Exercise text: Begin

If this were being done to anyone else, this would never be stood for. A police department singling out a civilian and actively digging for evidence that they’ve committed some sort of crime would be seen as unconstitutional and there would be immense public outcry. But because establishment Democrats hate Trump so much and they’re so upset that he won, they’re willing to take a fascist approach to investigations just this one time.

21. The Trump-Russia collusion narrative makes no sense.

Another reason I saved the Trump collusion stuff for last is because I just plain do not like the man, and it annoys me that my desire to be true to the truth gets me stuck in positions where I need to come across as defending him. So I’ve been happy to put this part off, but really, as gross as he is the idea that Trump colluded with Putin to win the 2016 election makes no sense if you think about it.

This argument is hard to address because so few people are even willing to express a clear model of how this alleged collusion is supposed to have happened (see debunkery #27). Hillary Clinton presented a concrete theory as we saw in debunkery #9 of this article, but as we discussed it’s based on the absolutely ridiculous notion that the leaked emails weren’t intrinsically incriminating, and therefore required a sophisticated system of fake news and bots to make them seem inflammatory enough to go viral.

In March we saw a popular story going around that anonymous officials had told CNN the collusion consisted of the Trump campaign giving the Russians a “thumbs up” when it was time to release the allegedly hacked documents to WikiLeaks, which makes no sense whatsoever because Russian hackers wouldn’t need the go-ahead from an American political candidate to share their documents with the goal of swaying voters, they’d just do it.

Then there’s the infamous Christopher Steele dossier which alleges that the collusion takes the form of blackmail, namely that Russians videotaped Trump engaging in vengeful erotic activities with a group of well-hydrated prostitutes and are using that video to blackmail him into a stance on Russia that is identical to Obama’s. The dossier is a joke; its allegations sound made-up, it is full of significant errors, and due to its uncorroborated and highly suspicious nature the only outlet willing to publish it was the “Which One Direction Member Are You?” website Buzzfeed. Oh yeah, and Steele has since acknowledged that parts of his dossier are unverified and that it was never meant to be published.

Other speculative theories I’ve heard in my conversations about this thing are that the collusion was more of an “I’ll scratch your back if you scratch mine” nature, but it’s hard to say what that would even look like. There’s been some speculation that it involved “softening” the GOP’s stance on Ukraine, but the revised Republican party platform is arguably more hawkish than the original draft, as was revealed when the original draft finally came to light.

Trump was consistent in his advocacy of non-interventionist foreign policy for years prior to taking office. Clinton Democrats, because they are literally neocons, are unable to conceive of a reality in which someone could think having an amicable relationship with Russia or wanting to stay out of Syria might be a good thing, but Trump’s base largely elected him because of that very platform, which was why so many of them were outraged when Trump launched a missile strike on a Syrian airbase two months ago.

Exercise text: End

▶ [Exercise requirements]:
a) In the text on Trump-Russia collusion, copy the passage between "Other speculative theories" and "came to light.", inclusive, substituting "unproven theories" for "speculative theories".
b) Using the text on Trump-Russia collusion, decide whether each statement agrees with it: (i) Steele has admitted that parts of his dossier are unverified. (ii) The revised Republican platform took a softer line than the original draft. (iii) Trump launched a missile strike on a Syrian airbase. For each, answer yes or no and quote the deciding words.
Rely only on the text on Trump-Russia collusion above.

Data extract: Begin

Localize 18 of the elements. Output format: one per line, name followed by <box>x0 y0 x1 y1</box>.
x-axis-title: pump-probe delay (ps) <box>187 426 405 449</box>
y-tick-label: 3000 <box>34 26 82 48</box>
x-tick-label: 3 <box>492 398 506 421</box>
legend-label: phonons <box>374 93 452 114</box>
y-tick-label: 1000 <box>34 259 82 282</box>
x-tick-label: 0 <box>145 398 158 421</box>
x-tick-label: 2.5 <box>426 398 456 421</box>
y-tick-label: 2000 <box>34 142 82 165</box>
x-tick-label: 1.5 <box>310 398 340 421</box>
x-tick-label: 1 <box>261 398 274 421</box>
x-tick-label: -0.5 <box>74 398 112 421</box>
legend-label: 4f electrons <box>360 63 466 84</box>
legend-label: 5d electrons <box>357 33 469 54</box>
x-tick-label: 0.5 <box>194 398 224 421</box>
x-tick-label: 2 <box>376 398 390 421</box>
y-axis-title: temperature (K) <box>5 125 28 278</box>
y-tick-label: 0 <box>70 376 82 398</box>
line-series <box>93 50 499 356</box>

Data extract: End

▶ [Results]:
a)
Other unproven theories I’ve heard in my conversations about this thing are that the collusion was more of an “I’ll scratch your back if you scratch mine” nature, but it’s hard to say what that would even look like. There’s been some speculation that it involved “softening” the GOP’s stance on Ukraine, but the revised Republican party platform is arguably more hawkish than the original draft, as was revealed when the original draft finally came to light.

b)
(i) Yes: "Steele has since acknowledged that parts of his dossier are unverified"
(ii) No: "the revised Republican party platform is arguably more hawkish than the original draft"
(iii) Yes: "Trump launched a missile strike on a Syrian airbase two months ago"